> _Exercise details_
Below are the entries; count the lines in them that contain the word "screenshot" and give only the number.
** Begin Dataset content **
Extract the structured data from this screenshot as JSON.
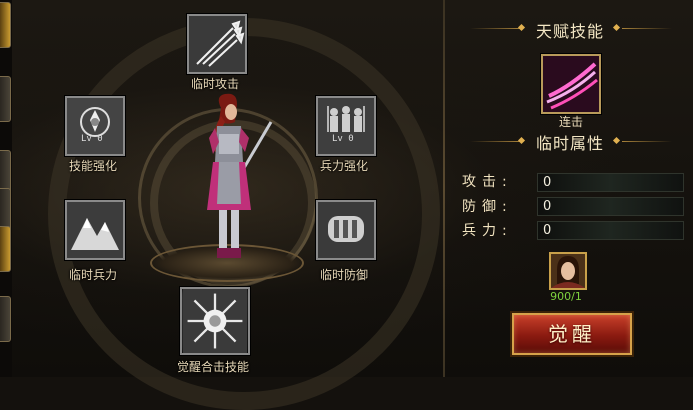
{
  "left_tabs": [
    {
      "name": "tab-1",
      "active": true
    },
    {
      "name": "tab-2",
      "active": false
    },
    {
      "name": "tab-3",
      "active": false
    },
    {
      "name": "tab-4",
      "active": false
    },
    {
      "name": "tab-5",
      "active": true
    },
    {
      "name": "tab-6",
      "active": false
    }
  ],
  "skills": {
    "temp_attack": {
      "label": "临时攻击",
      "icon": "spear-icon"
    },
    "skill_enhance": {
      "label": "技能强化",
      "icon": "emblem-icon",
      "level": "Lv 0"
    },
    "troop_enhance": {
      "label": "兵力强化",
      "icon": "soldiers-icon",
      "level": "Lv 0"
    },
    "temp_troops": {
      "label": "临时兵力",
      "icon": "mountain-icon"
    },
    "temp_defense": {
      "label": "临时防御",
      "icon": "shield-icon"
    },
    "awaken_combo": {
      "label": "觉醒合击技能",
      "icon": "star-burst-icon"
    }
  },
  "right_panel": {
    "talent_title": "天赋技能",
    "talent_skill": {
      "name": "连击",
      "icon": "slash-icon"
    },
    "attr_title": "临时属性",
    "attributes": [
      {
        "label": "攻击:",
        "value": "0"
      },
      {
        "label": "防御:",
        "value": "0"
      },
      {
        "label": "兵力:",
        "value": "0"
      }
    ],
    "hero_count": "900/1",
    "awaken_button": "觉醒"
  },
  "colors": {
    "accent_gold": "#d6a24a",
    "button_red": "#8a1a10",
    "count_green": "#7ed23e"
  }
}
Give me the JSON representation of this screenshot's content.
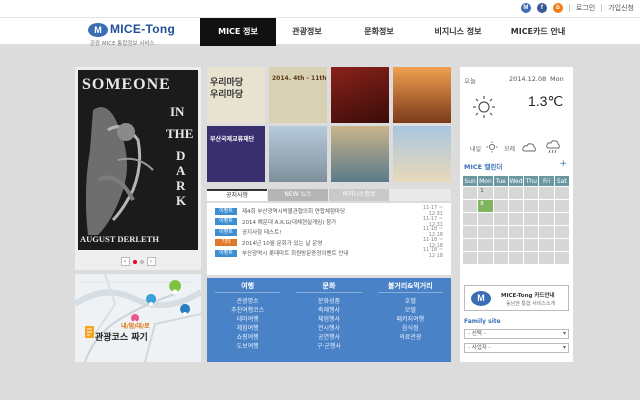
{
  "topbar": {
    "social": [
      {
        "name": "mice-icon",
        "glyph": "M",
        "color": "#3a6fb5"
      },
      {
        "name": "facebook-icon",
        "glyph": "f",
        "color": "#3b5998"
      },
      {
        "name": "blog-icon",
        "glyph": "b",
        "color": "#f07c1b"
      }
    ],
    "login": "로그인",
    "signup": "가입신청"
  },
  "logo": {
    "mark": "M",
    "name": "MICE-Tong",
    "sub": "관광 MICE 통합정보 서비스"
  },
  "nav": [
    {
      "label": "MICE 정보",
      "active": true
    },
    {
      "label": "관광정보",
      "active": false
    },
    {
      "label": "문화정보",
      "active": false
    },
    {
      "label": "비지니스 정보",
      "active": false
    },
    {
      "label": "MICE카드 안내",
      "active": false
    }
  ],
  "poster": {
    "words": [
      "SOMEONE",
      "IN",
      "THE",
      "DARK"
    ],
    "author": "AUGUST DERLETH",
    "prev": "‹",
    "next": "›"
  },
  "course": {
    "tag": "내/맘/대/로",
    "label": "관광코스 짜기"
  },
  "thumbnails": [
    {
      "name": "thumb-culture-event",
      "texts": [
        "우리마당",
        "우리마당"
      ],
      "bg": "#e8e2d0",
      "fg": "#333"
    },
    {
      "name": "thumb-calligraphy-exhibit",
      "texts": [
        "2014. 4th - 11th"
      ],
      "bg": "#d9d1b4",
      "fg": "#5a3a1a"
    },
    {
      "name": "thumb-red-poster",
      "texts": [],
      "bg": "#7a1a14",
      "fg": "#fff"
    },
    {
      "name": "thumb-sunset",
      "texts": [],
      "bg": "#c86a2a",
      "fg": "#fff"
    },
    {
      "name": "thumb-program-flyer",
      "texts": [
        "부산국제교류재단"
      ],
      "bg": "#3a2f6e",
      "fg": "#fff"
    },
    {
      "name": "thumb-tower-monument",
      "texts": [],
      "bg": "#9fb4c6",
      "fg": "#fff"
    },
    {
      "name": "thumb-coast-city",
      "texts": [],
      "bg": "#b7a37a",
      "fg": "#fff"
    },
    {
      "name": "thumb-beach-view",
      "texts": [],
      "bg": "#8fb1cf",
      "fg": "#fff"
    }
  ],
  "tabs": [
    {
      "label": "공지사항",
      "active": true
    },
    {
      "label": "NEW 뉴스",
      "active": false
    },
    {
      "label": "비지니스정보",
      "active": false
    }
  ],
  "notices": [
    {
      "badge": "이벤트",
      "color": "#3d8fd1",
      "title": "제4회 부산광역시박물관협의회 연합체험마당",
      "date": "11·17 ~ 12·31"
    },
    {
      "badge": "이벤트",
      "color": "#3d8fd1",
      "title": "2014 해운대 A.R.G(대체현실게임) 참가",
      "date": "11·17 ~ 12·31"
    },
    {
      "badge": "이벤트",
      "color": "#3d8fd1",
      "title": "공지사항 테스트!",
      "date": "11·18 ~ 12·18"
    },
    {
      "badge": "기타",
      "color": "#e0782a",
      "title": "2014년 10월 문화가 있는 날 운영",
      "date": "11·18 ~ 12·18"
    },
    {
      "badge": "이벤트",
      "color": "#3d8fd1",
      "title": "부산광역시 롯데마트 회원방문증정이벤트 안내",
      "date": "11·18 ~ 12·18"
    }
  ],
  "categories": [
    {
      "head": "여행",
      "links": [
        "관광명소",
        "추천여행코스",
        "테마여행",
        "체험여행",
        "쇼핑여행",
        "도보여행"
      ]
    },
    {
      "head": "문화",
      "links": [
        "문화성품",
        "축제행사",
        "체험행사",
        "전시행사",
        "공연행사",
        "구·군행사"
      ]
    },
    {
      "head": "볼거리&먹거리",
      "links": [
        "호텔",
        "모텔",
        "패키지여행",
        "음식점",
        "의료관광"
      ]
    }
  ],
  "weather": {
    "today_label": "오늘",
    "date": "2014.12.08",
    "day": "Mon",
    "temp": "1.3℃",
    "forecast": [
      {
        "label": "내일",
        "icon": "sun-small-icon"
      },
      {
        "label": "모레",
        "icon": "cloud-icon"
      },
      {
        "label": "",
        "icon": "rain-icon"
      }
    ]
  },
  "calendar": {
    "title": "MICE 캘린더",
    "plus": "+",
    "days": [
      "Sun",
      "Mon",
      "Tue",
      "Wed",
      "Thu",
      "Fri",
      "Sat"
    ],
    "weeks": [
      [
        "",
        "1",
        "",
        "",
        "",
        "",
        ""
      ],
      [
        "",
        "8",
        "",
        "",
        "",
        "",
        ""
      ],
      [
        "",
        "",
        "",
        "",
        "",
        "",
        ""
      ],
      [
        "",
        "",
        "",
        "",
        "",
        "",
        ""
      ],
      [
        "",
        "",
        "",
        "",
        "",
        "",
        ""
      ],
      [
        "",
        "",
        "",
        "",
        "",
        "",
        ""
      ]
    ],
    "today": "8"
  },
  "card": {
    "mark": "M",
    "line1": "MICE-Tong 카드안내",
    "line2": "동남권 통합 서비스소개"
  },
  "family": {
    "title": "Family site",
    "selects": [
      "- 선택 -",
      "- 사업자 -"
    ],
    "caret": "▾"
  }
}
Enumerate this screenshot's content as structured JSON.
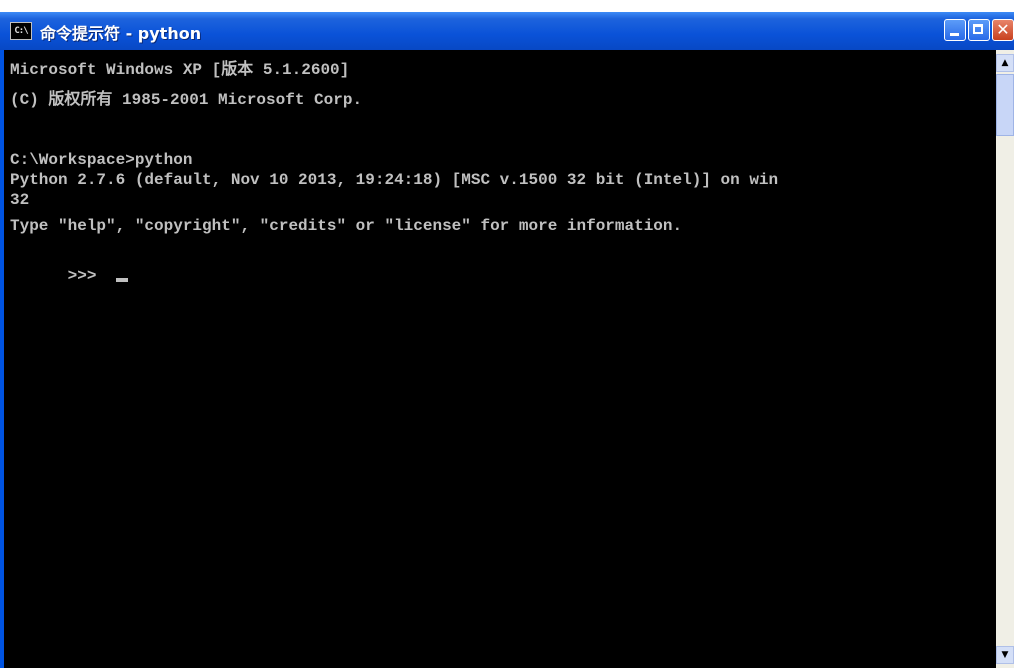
** End Dataset content **
> _Task result_
3